** What is being asked **
Wherever a line in the data below holds "diversi", copy that line.

── Input

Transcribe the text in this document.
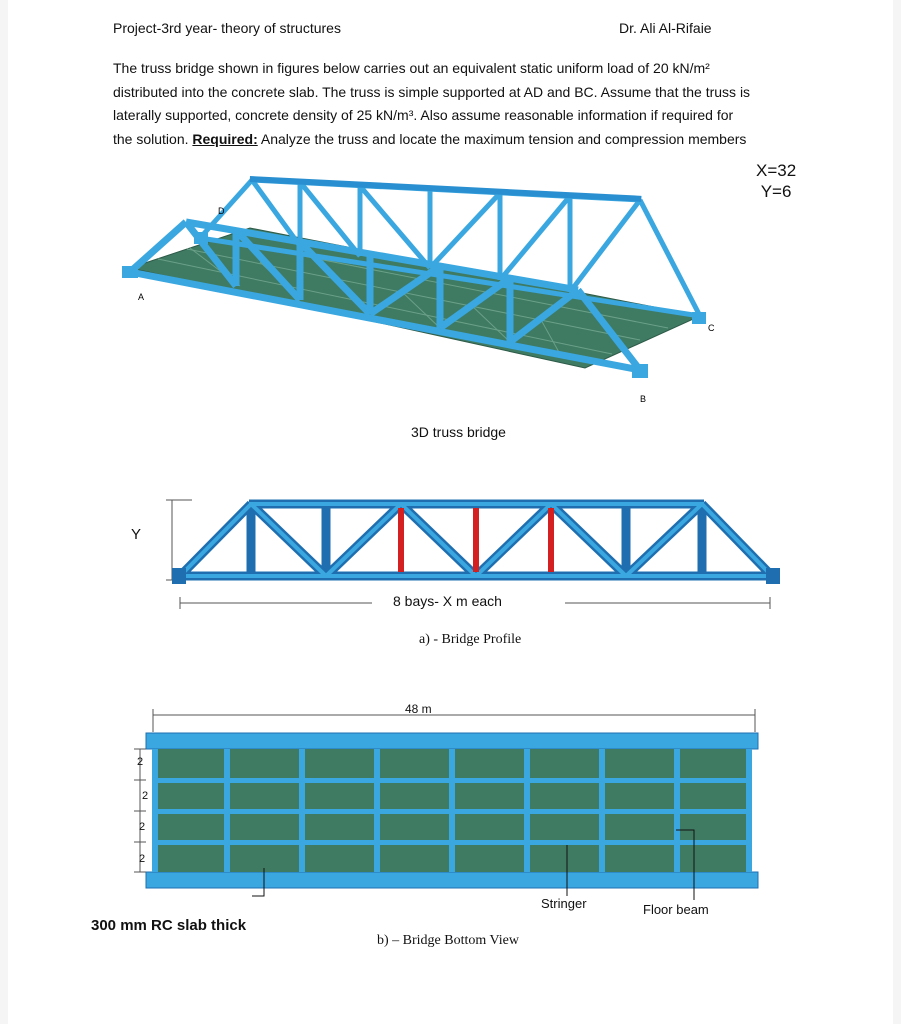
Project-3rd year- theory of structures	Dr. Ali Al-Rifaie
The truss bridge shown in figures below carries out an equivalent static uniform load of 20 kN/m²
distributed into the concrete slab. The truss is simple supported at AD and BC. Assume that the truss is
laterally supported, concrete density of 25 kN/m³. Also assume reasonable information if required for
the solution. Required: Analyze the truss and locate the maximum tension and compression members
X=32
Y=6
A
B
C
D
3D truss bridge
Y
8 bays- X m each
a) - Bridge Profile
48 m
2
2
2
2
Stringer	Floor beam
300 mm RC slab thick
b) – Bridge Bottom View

────
── Input

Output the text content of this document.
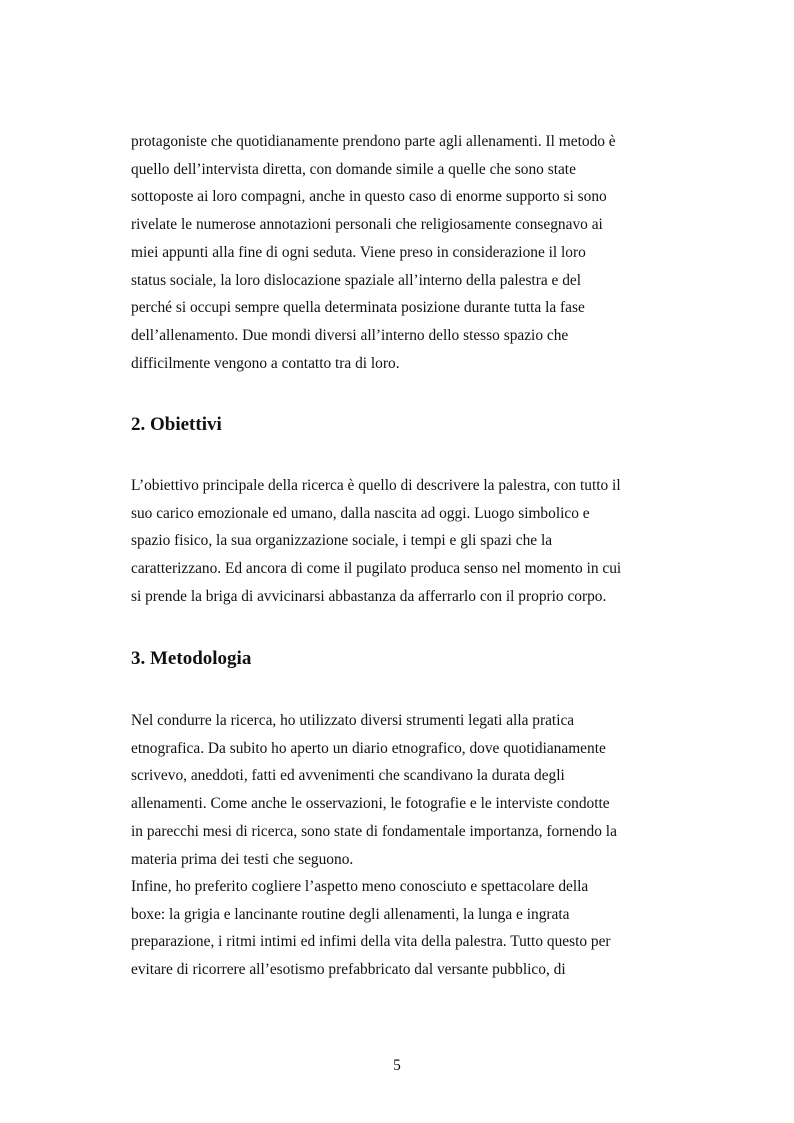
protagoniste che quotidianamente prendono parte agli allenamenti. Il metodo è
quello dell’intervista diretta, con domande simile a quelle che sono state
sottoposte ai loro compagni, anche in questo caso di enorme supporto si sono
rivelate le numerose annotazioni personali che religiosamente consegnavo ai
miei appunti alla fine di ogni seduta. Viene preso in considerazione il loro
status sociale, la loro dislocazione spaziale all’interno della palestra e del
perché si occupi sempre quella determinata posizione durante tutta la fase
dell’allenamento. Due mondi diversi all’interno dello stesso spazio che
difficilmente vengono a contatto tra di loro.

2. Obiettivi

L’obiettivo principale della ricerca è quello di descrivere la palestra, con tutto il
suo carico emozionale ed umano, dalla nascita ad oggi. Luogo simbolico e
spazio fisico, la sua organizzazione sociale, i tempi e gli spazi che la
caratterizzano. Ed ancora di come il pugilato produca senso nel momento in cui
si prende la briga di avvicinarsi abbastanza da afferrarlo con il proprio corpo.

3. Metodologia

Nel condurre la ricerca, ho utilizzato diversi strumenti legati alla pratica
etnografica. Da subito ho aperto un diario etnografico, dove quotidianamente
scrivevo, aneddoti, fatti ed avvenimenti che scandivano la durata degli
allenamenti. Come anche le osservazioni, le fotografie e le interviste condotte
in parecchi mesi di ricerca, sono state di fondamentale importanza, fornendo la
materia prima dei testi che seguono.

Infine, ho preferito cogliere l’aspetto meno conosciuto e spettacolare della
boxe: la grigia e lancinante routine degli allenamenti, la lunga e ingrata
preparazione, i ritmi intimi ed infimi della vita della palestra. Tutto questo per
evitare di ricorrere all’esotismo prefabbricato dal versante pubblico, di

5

────

** Solution for this problem **
dell’allenamento. Due mondi diversi all’interno dello stesso spazio che
Nel condurre la ricerca, ho utilizzato diversi strumenti legati alla pratica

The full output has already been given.